_EXERCISE INPUTS_:
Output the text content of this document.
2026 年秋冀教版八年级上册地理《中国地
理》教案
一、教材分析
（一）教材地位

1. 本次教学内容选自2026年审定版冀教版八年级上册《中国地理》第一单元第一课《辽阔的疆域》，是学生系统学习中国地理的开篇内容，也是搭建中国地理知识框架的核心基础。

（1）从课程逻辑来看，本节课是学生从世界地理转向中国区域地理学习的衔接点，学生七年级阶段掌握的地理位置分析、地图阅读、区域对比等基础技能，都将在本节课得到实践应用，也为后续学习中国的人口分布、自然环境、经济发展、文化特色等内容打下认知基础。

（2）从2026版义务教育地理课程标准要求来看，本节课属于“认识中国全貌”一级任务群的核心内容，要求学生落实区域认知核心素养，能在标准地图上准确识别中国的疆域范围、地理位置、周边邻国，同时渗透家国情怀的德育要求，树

_WHAT YOU SHOULD DO_: Transcribe every entry verbatim.

_EXERCISE RESULT_:
Output the text content of this document.
2026 年秋冀教版八年级上册地理《中国地
理》教案
一、教材分析
（一）教材地位

1. 本次教学内容选自2026年审定版冀教版八年级上册《中国地理》第一单元第一课《辽阔的疆域》，是学生系统学习中国地理的开篇内容，也是搭建中国地理知识框架的核心基础。

（1）从课程逻辑来看，本节课是学生从世界地理转向中国区域地理学习的衔接点，学生七年级阶段掌握的地理位置分析、地图阅读、区域对比等基础技能，都将在本节课得到实践应用，也为后续学习中国的人口分布、自然环境、经济发展、文化特色等内容打下认知基础。

（2）从2026版义务教育地理课程标准要求来看，本节课属于“认识中国全貌”一级任务群的核心内容，要求学生落实区域认知核心素养，能在标准地图上准确识别中国的疆域范围、地理位置、周边邻国，同时渗透家国情怀的德育要求，树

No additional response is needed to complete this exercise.